Extracted material ▸
++++++++++
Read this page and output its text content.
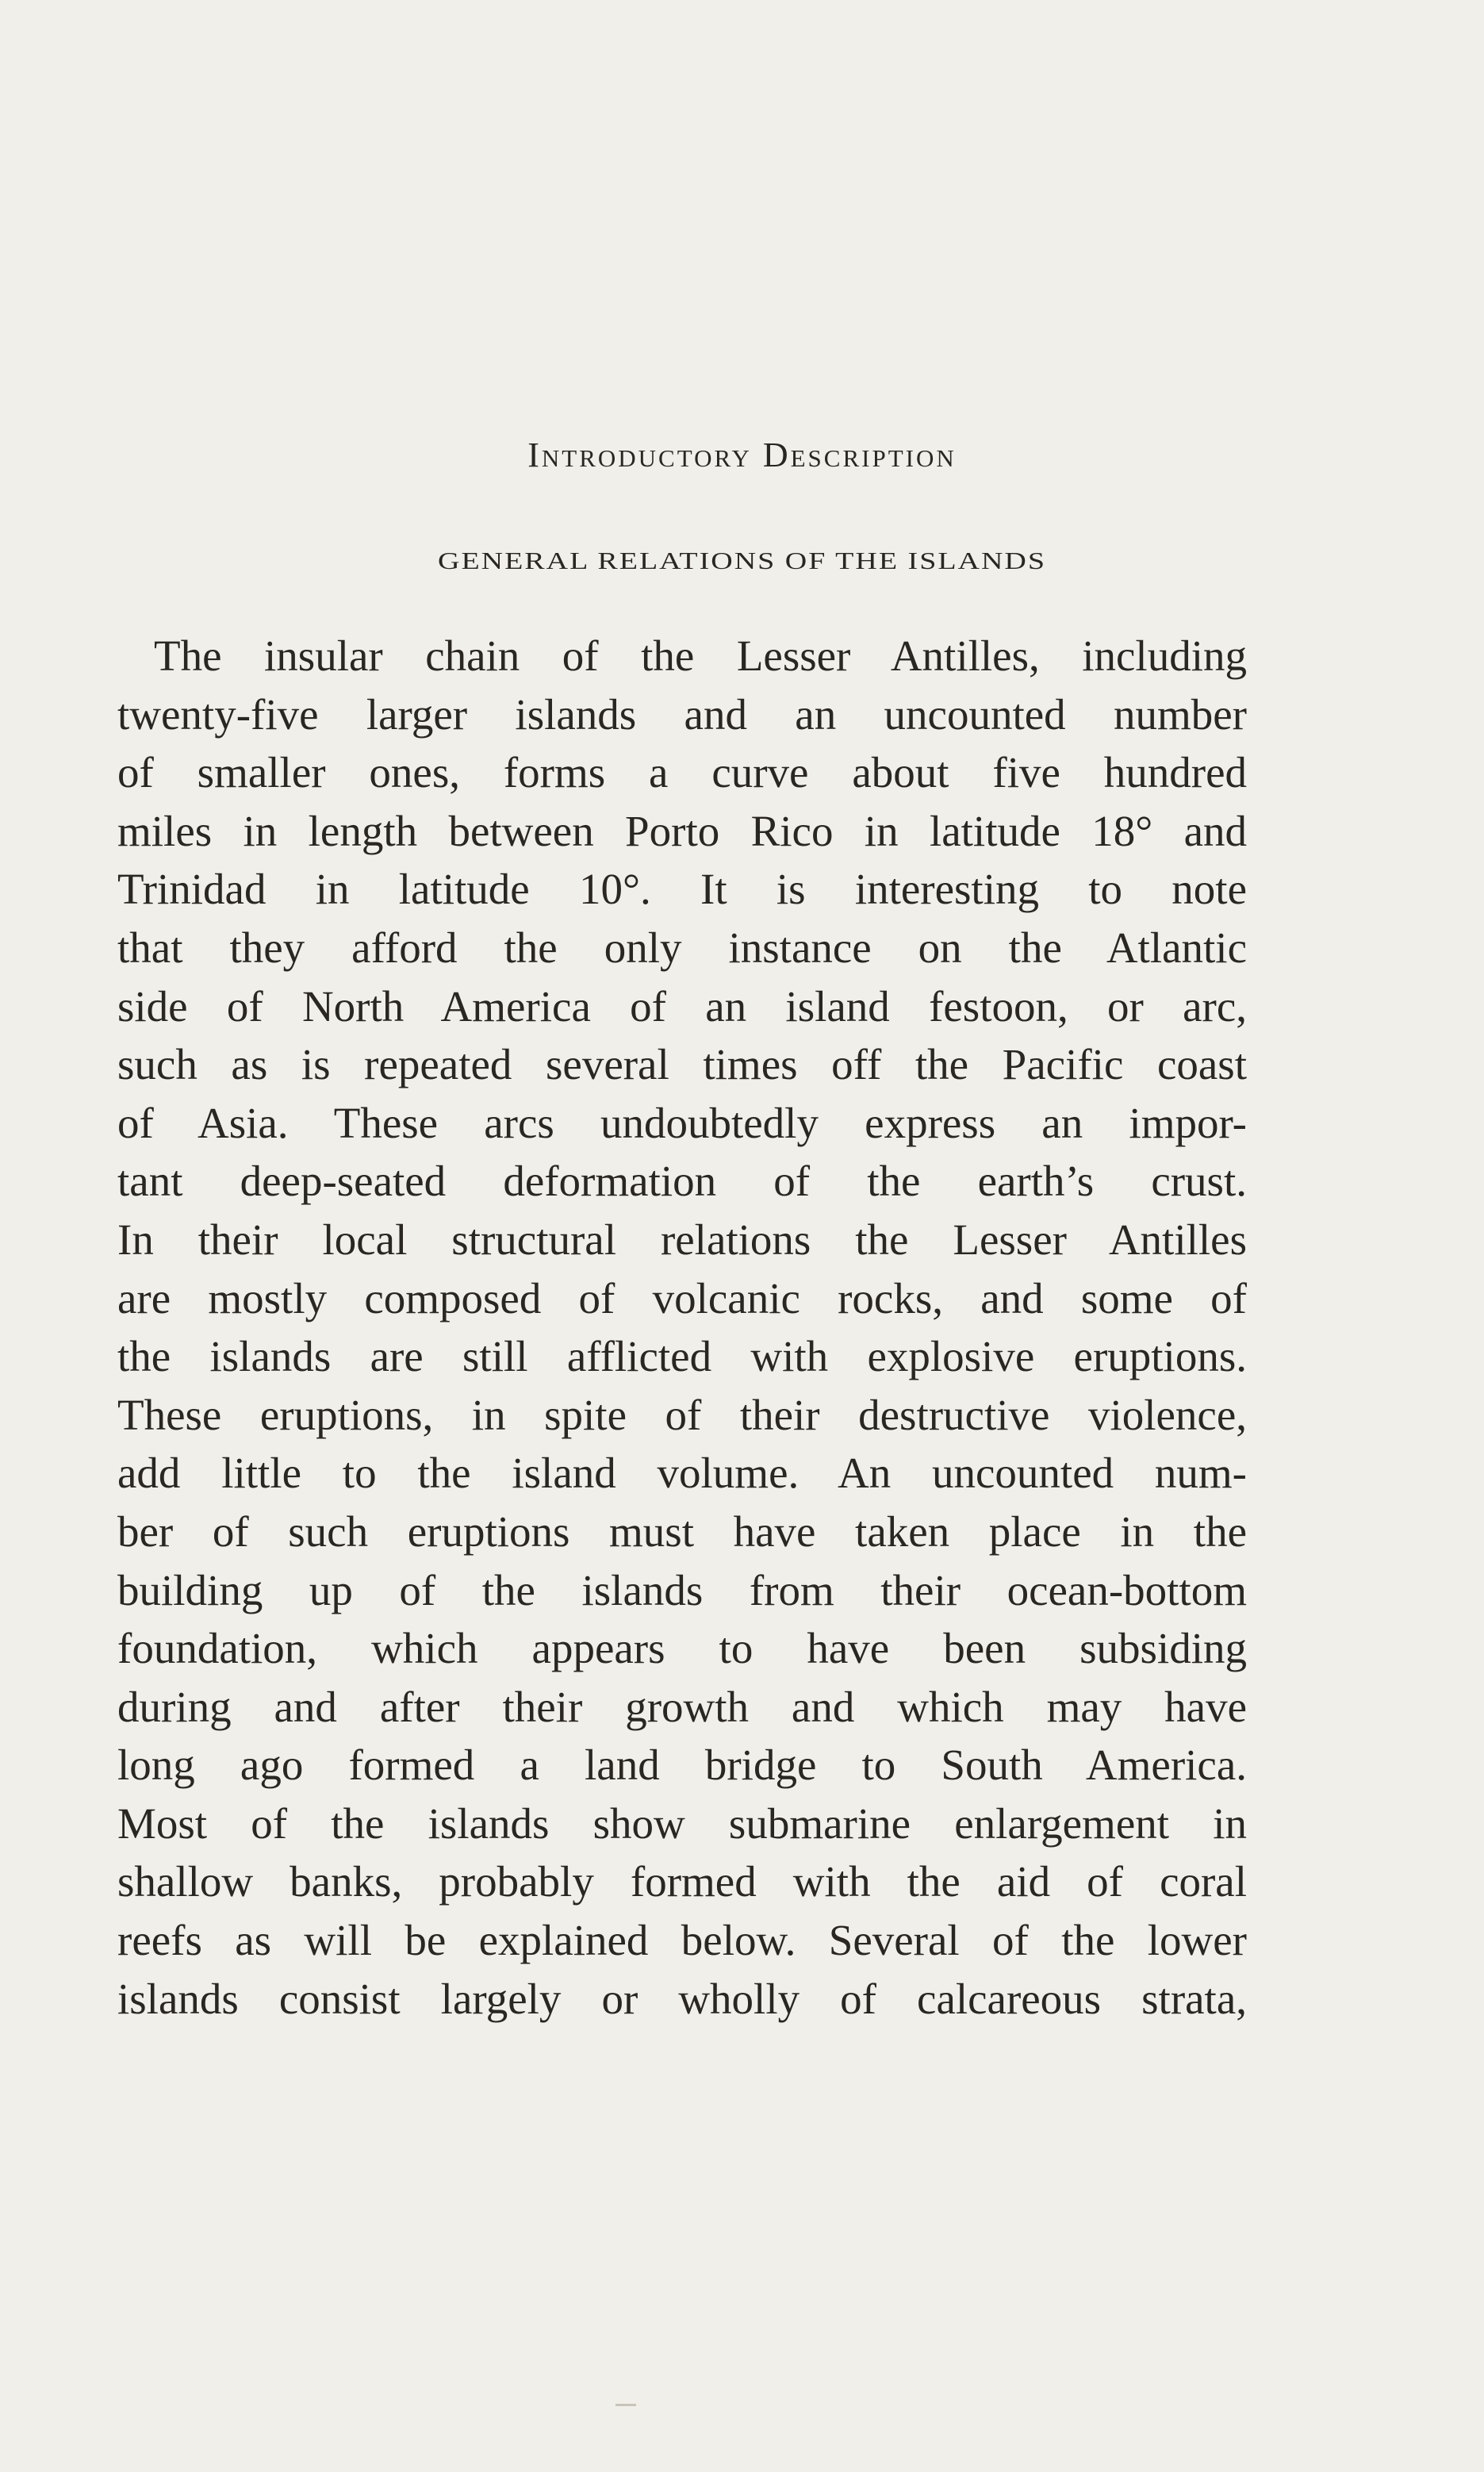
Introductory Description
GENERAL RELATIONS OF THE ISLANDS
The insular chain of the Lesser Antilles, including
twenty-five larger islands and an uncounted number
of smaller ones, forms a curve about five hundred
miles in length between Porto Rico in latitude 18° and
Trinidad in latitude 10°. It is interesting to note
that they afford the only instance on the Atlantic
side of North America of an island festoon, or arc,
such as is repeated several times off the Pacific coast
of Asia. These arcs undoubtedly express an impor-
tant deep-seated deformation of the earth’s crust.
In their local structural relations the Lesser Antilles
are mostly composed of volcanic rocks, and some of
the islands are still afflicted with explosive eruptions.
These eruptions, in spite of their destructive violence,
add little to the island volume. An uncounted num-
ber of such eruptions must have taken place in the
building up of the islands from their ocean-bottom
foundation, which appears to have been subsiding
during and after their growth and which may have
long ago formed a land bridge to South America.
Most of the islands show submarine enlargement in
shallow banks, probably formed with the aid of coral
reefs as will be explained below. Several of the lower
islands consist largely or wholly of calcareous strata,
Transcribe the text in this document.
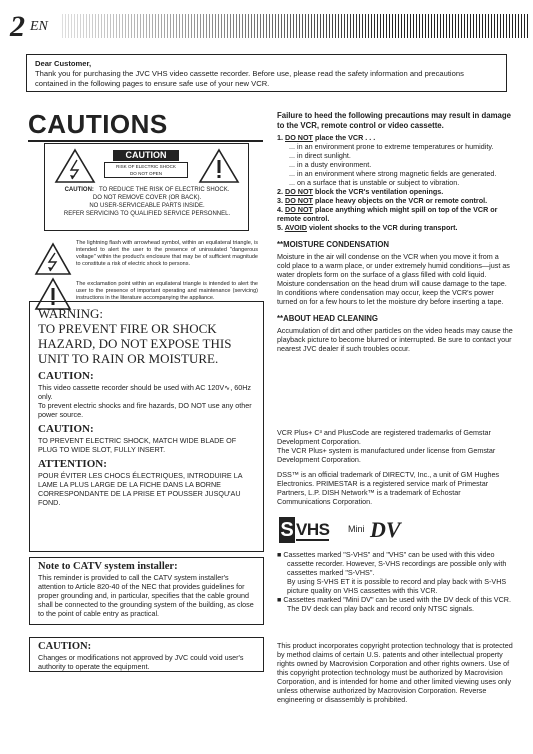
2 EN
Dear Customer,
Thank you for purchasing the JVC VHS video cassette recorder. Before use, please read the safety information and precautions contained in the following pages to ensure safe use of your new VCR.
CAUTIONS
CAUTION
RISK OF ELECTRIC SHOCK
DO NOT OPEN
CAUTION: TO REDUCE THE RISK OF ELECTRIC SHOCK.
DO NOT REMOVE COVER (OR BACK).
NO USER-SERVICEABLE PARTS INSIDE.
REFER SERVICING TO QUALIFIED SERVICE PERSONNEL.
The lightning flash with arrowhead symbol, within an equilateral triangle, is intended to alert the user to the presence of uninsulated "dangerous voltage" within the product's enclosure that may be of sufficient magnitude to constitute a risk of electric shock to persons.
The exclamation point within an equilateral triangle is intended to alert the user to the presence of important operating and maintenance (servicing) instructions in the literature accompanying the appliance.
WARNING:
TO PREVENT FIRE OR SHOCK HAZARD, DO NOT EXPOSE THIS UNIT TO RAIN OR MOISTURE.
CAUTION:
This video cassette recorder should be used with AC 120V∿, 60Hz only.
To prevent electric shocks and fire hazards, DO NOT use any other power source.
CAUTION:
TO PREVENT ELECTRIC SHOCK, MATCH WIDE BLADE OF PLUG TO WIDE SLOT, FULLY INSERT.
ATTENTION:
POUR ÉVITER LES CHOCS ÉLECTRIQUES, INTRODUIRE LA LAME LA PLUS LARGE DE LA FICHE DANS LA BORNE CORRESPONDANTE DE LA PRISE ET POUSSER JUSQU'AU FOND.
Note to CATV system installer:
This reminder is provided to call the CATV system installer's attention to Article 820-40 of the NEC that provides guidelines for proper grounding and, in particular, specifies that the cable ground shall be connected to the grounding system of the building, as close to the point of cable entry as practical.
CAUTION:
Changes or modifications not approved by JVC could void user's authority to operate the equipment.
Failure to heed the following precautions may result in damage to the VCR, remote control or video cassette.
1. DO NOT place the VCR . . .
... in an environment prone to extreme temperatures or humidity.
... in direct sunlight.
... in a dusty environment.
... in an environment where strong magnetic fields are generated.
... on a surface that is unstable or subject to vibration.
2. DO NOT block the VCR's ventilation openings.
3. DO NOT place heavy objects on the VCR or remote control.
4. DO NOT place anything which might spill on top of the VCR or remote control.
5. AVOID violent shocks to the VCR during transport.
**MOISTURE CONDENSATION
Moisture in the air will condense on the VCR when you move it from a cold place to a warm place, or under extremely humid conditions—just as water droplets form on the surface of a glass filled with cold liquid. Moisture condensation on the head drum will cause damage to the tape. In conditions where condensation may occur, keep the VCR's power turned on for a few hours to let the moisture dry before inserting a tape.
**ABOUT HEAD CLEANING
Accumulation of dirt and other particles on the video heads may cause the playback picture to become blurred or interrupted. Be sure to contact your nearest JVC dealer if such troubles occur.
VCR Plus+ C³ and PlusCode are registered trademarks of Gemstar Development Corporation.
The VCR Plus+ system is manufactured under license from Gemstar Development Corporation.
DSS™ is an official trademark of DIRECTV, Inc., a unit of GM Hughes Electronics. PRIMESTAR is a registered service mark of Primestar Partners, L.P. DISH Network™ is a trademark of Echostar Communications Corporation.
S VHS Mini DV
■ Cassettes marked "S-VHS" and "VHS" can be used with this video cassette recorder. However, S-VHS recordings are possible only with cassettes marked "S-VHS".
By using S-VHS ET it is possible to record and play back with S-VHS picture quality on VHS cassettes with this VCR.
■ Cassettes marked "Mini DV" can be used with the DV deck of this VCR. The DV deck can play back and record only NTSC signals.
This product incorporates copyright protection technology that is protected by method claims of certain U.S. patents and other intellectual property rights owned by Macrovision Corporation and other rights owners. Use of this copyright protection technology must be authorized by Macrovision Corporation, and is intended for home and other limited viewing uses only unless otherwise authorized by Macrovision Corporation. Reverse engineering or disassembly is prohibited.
++++++++++
Copy the listing over exactly, skipping the pictures it holds.

Read this page and output its text content.
Introductory Description
GENERAL RELATIONS OF THE ISLANDS
The insular chain of the Lesser Antilles, including
twenty-five larger islands and an uncounted number
of smaller ones, forms a curve about five hundred
miles in length between Porto Rico in latitude 18° and
Trinidad in latitude 10°. It is interesting to note
that they afford the only instance on the Atlantic
side of North America of an island festoon, or arc,
such as is repeated several times off the Pacific coast
of Asia. These arcs undoubtedly express an impor-
tant deep-seated deformation of the earth’s crust.
In their local structural relations the Lesser Antilles
are mostly composed of volcanic rocks, and some of
the islands are still afflicted with explosive eruptions.
These eruptions, in spite of their destructive violence,
add little to the island volume. An uncounted num-
ber of such eruptions must have taken place in the
building up of the islands from their ocean-bottom
foundation, which appears to have been subsiding
during and after their growth and which may have
long ago formed a land bridge to South America.
Most of the islands show submarine enlargement in
shallow banks, probably formed with the aid of coral
reefs as will be explained below. Several of the lower
islands consist largely or wholly of calcareous strata,
Transcribe the text in this document.
2 EN
Dear Customer,
Thank you for purchasing the JVC VHS video cassette recorder. Before use, please read the safety information and precautions contained in the following pages to ensure safe use of your new VCR.
CAUTIONS
CAUTION
RISK OF ELECTRIC SHOCK
DO NOT OPEN
CAUTION: TO REDUCE THE RISK OF ELECTRIC SHOCK.
DO NOT REMOVE COVER (OR BACK).
NO USER-SERVICEABLE PARTS INSIDE.
REFER SERVICING TO QUALIFIED SERVICE PERSONNEL.
The lightning flash with arrowhead symbol, within an equilateral triangle, is intended to alert the user to the presence of uninsulated "dangerous voltage" within the product's enclosure that may be of sufficient magnitude to constitute a risk of electric shock to persons.
The exclamation point within an equilateral triangle is intended to alert the user to the presence of important operating and maintenance (servicing) instructions in the literature accompanying the appliance.
WARNING:
TO PREVENT FIRE OR SHOCK HAZARD, DO NOT EXPOSE THIS UNIT TO RAIN OR MOISTURE.
CAUTION:
This video cassette recorder should be used with AC 120V∿, 60Hz only.
To prevent electric shocks and fire hazards, DO NOT use any other power source.
CAUTION:
TO PREVENT ELECTRIC SHOCK, MATCH WIDE BLADE OF PLUG TO WIDE SLOT, FULLY INSERT.
ATTENTION:
POUR ÉVITER LES CHOCS ÉLECTRIQUES, INTRODUIRE LA LAME LA PLUS LARGE DE LA FICHE DANS LA BORNE CORRESPONDANTE DE LA PRISE ET POUSSER JUSQU'AU FOND.
Note to CATV system installer:
This reminder is provided to call the CATV system installer's attention to Article 820-40 of the NEC that provides guidelines for proper grounding and, in particular, specifies that the cable ground shall be connected to the grounding system of the building, as close to the point of cable entry as practical.
CAUTION:
Changes or modifications not approved by JVC could void user's authority to operate the equipment.
Failure to heed the following precautions may result in damage to the VCR, remote control or video cassette.
1. DO NOT place the VCR . . .
... in an environment prone to extreme temperatures or humidity.
... in direct sunlight.
... in a dusty environment.
... in an environment where strong magnetic fields are generated.
... on a surface that is unstable or subject to vibration.
2. DO NOT block the VCR's ventilation openings.
3. DO NOT place heavy objects on the VCR or remote control.
4. DO NOT place anything which might spill on top of the VCR or remote control.
5. AVOID violent shocks to the VCR during transport.
**MOISTURE CONDENSATION
Moisture in the air will condense on the VCR when you move it from a cold place to a warm place, or under extremely humid conditions—just as water droplets form on the surface of a glass filled with cold liquid. Moisture condensation on the head drum will cause damage to the tape. In conditions where condensation may occur, keep the VCR's power turned on for a few hours to let the moisture dry before inserting a tape.
**ABOUT HEAD CLEANING
Accumulation of dirt and other particles on the video heads may cause the playback picture to become blurred or interrupted. Be sure to contact your nearest JVC dealer if such troubles occur.
VCR Plus+ C³ and PlusCode are registered trademarks of Gemstar Development Corporation.
The VCR Plus+ system is manufactured under license from Gemstar Development Corporation.
DSS™ is an official trademark of DIRECTV, Inc., a unit of GM Hughes Electronics. PRIMESTAR is a registered service mark of Primestar Partners, L.P. DISH Network™ is a trademark of Echostar Communications Corporation.
S VHS Mini DV
■ Cassettes marked "S-VHS" and "VHS" can be used with this video cassette recorder. However, S-VHS recordings are possible only with cassettes marked "S-VHS".
By using S-VHS ET it is possible to record and play back with S-VHS picture quality on VHS cassettes with this VCR.
■ Cassettes marked "Mini DV" can be used with the DV deck of this VCR. The DV deck can play back and record only NTSC signals.
This product incorporates copyright protection technology that is protected by method claims of certain U.S. patents and other intellectual property rights owned by Macrovision Corporation and other rights owners. Use of this copyright protection technology must be authorized by Macrovision Corporation, and is intended for home and other limited viewing uses only unless otherwise authorized by Macrovision Corporation. Reverse engineering or disassembly is prohibited.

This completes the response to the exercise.